(Dataset listings of figures)
⁂

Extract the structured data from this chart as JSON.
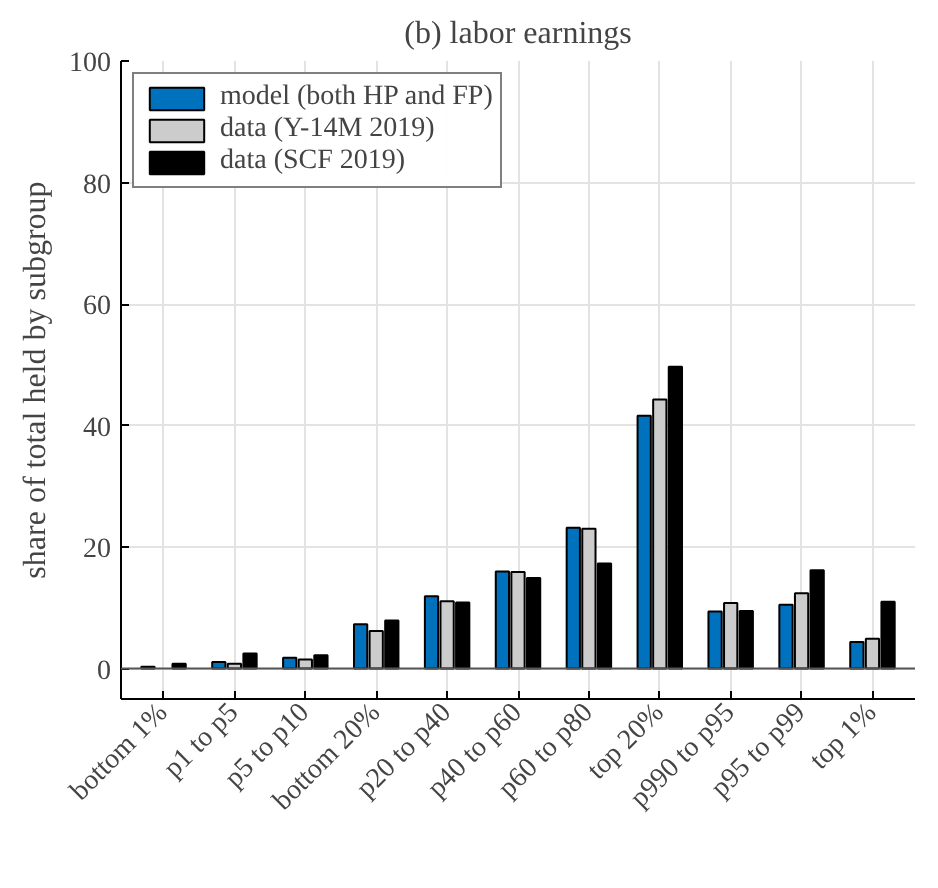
{
  "chart_data": {
    "type": "bar",
    "title": "(b) labor earnings",
    "ylabel": "share of total held by subgroup",
    "categories": [
      "bottom 1%",
      "p1 to p5",
      "p5 to p10",
      "bottom 20%",
      "p20 to p40",
      "p40 to p60",
      "p60 to p80",
      "top 20%",
      "p990 to p95",
      "p95 to p99",
      "top 1%"
    ],
    "series": [
      {
        "name": "model (both HP and FP)",
        "color": "#0072bd",
        "values": [
          0.3,
          1.1,
          1.8,
          7.3,
          11.9,
          16.0,
          23.2,
          41.6,
          9.4,
          10.5,
          4.4
        ]
      },
      {
        "name": "data (Y-14M 2019)",
        "color": "#cccccc",
        "values": [
          null,
          0.8,
          1.5,
          6.2,
          11.1,
          15.9,
          23.0,
          44.3,
          10.8,
          12.4,
          4.9
        ]
      },
      {
        "name": "data (SCF 2019)",
        "color": "#000000",
        "values": [
          0.8,
          2.5,
          2.2,
          7.9,
          10.9,
          14.9,
          17.3,
          49.7,
          9.5,
          16.2,
          11.0
        ]
      }
    ],
    "ylim": [
      -5,
      100
    ],
    "yticks": [
      0,
      20,
      40,
      60,
      80,
      100
    ],
    "grid": true,
    "legend": "top left"
  }
}
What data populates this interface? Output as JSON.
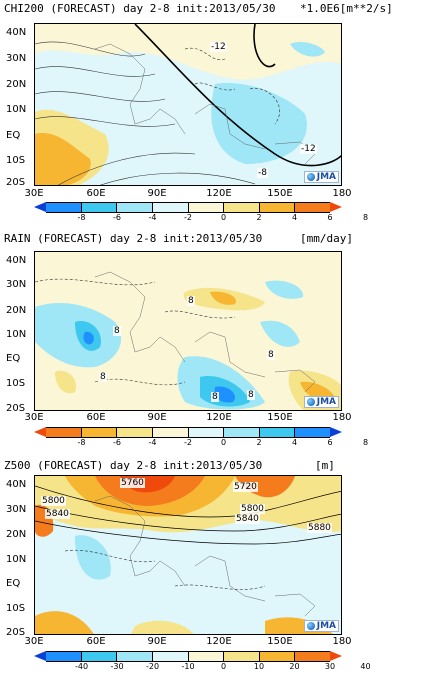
{
  "lat_labels": [
    "40N",
    "30N",
    "20N",
    "10N",
    "EQ",
    "10S",
    "20S"
  ],
  "lon_labels": [
    "30E",
    "60E",
    "90E",
    "120E",
    "150E",
    "180"
  ],
  "logo_text": "JMA",
  "panels": [
    {
      "title": "CHI200 (FORECAST) day 2-8 init:2013/05/30",
      "unit": "*1.0E6[m**2/s]",
      "ticks": [
        "-8",
        "-6",
        "-4",
        "-2",
        "0",
        "2",
        "4",
        "6",
        "8"
      ],
      "colors": [
        "#0a3fd8",
        "#1e90ff",
        "#3ec8f0",
        "#9fe6f6",
        "#dff6fb",
        "#fbf6d5",
        "#f5e48a",
        "#f7b632",
        "#f57c1c",
        "#f0490c"
      ],
      "contour_labels": [
        "-12",
        "-12",
        "-8"
      ]
    },
    {
      "title": "RAIN (FORECAST) day 2-8 init:2013/05/30",
      "unit": "[mm/day]",
      "ticks": [
        "-8",
        "-6",
        "-4",
        "-2",
        "0",
        "2",
        "4",
        "6",
        "8"
      ],
      "colors": [
        "#f0490c",
        "#f57c1c",
        "#f7b632",
        "#f5e48a",
        "#fbf6d5",
        "#dff6fb",
        "#9fe6f6",
        "#3ec8f0",
        "#1e90ff",
        "#0a3fd8"
      ],
      "contour_labels": [
        "8",
        "8",
        "8",
        "8",
        "8",
        "8"
      ]
    },
    {
      "title": "Z500 (FORECAST) day 2-8 init:2013/05/30",
      "unit": "[m]",
      "ticks": [
        "-40",
        "-30",
        "-20",
        "-10",
        "0",
        "10",
        "20",
        "30",
        "40"
      ],
      "colors": [
        "#0a3fd8",
        "#1e90ff",
        "#3ec8f0",
        "#9fe6f6",
        "#dff6fb",
        "#fbf6d5",
        "#f5e48a",
        "#f7b632",
        "#f57c1c",
        "#f0490c"
      ],
      "contour_labels": [
        "5760",
        "5720",
        "5800",
        "5840",
        "5800",
        "5840",
        "5880"
      ]
    }
  ]
}
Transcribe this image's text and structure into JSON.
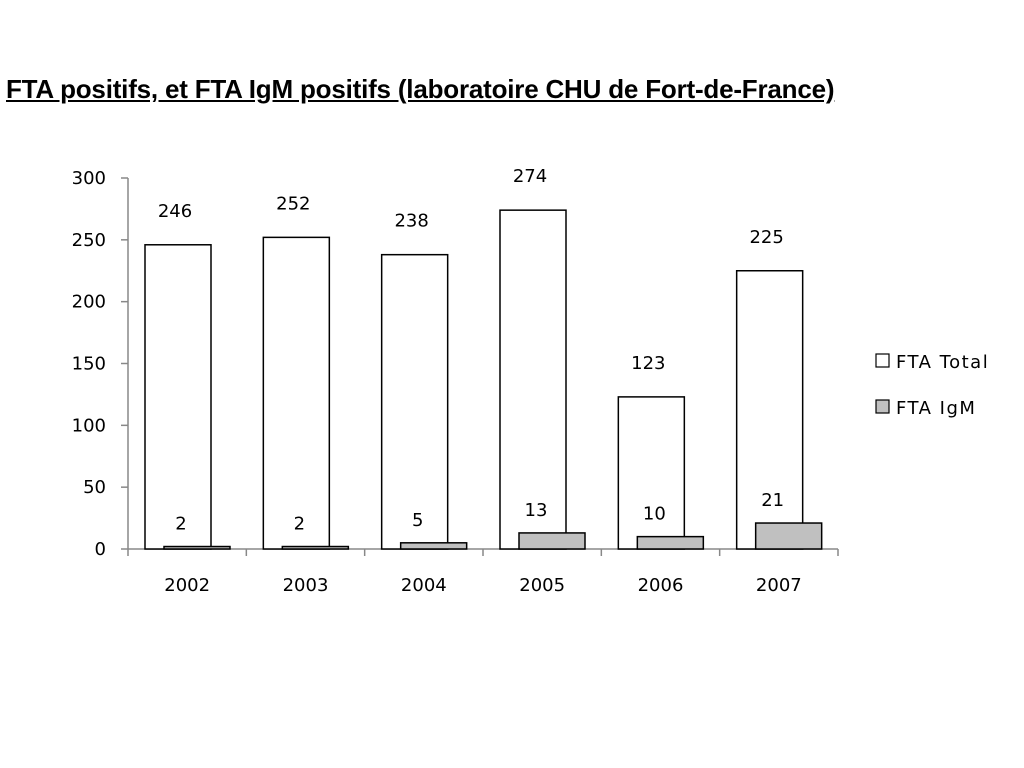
{
  "title": "FTA positifs, et FTA IgM positifs (laboratoire CHU de Fort-de-France)",
  "chart_data": {
    "type": "bar",
    "title": "FTA positifs, et FTA IgM positifs (laboratoire CHU de Fort-de-France)",
    "xlabel": "",
    "ylabel": "",
    "categories": [
      "2002",
      "2003",
      "2004",
      "2005",
      "2006",
      "2007"
    ],
    "series": [
      {
        "name": "FTA Total",
        "values": [
          246,
          252,
          238,
          274,
          123,
          225
        ],
        "color": "#ffffff"
      },
      {
        "name": "FTA IgM",
        "values": [
          2,
          2,
          5,
          13,
          10,
          21
        ],
        "color": "#c0c0c0"
      }
    ],
    "ylim": [
      0,
      300
    ],
    "yticks": [
      0,
      50,
      100,
      150,
      200,
      250,
      300
    ],
    "grid": false,
    "legend_position": "right"
  }
}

⁂

▶ _WHAT YOU ARE ASKED TO DO_
Pick out the lines that have the word "France". Copy them all.

▶ _THE RESPONSE_
  "title": "FTA positifs, et FTA IgM positifs (laboratoire CHU de Fort-de-France)",
    "title": "FTA positifs, et FTA IgM positifs (laboratoire CHU de Fort-de-France)",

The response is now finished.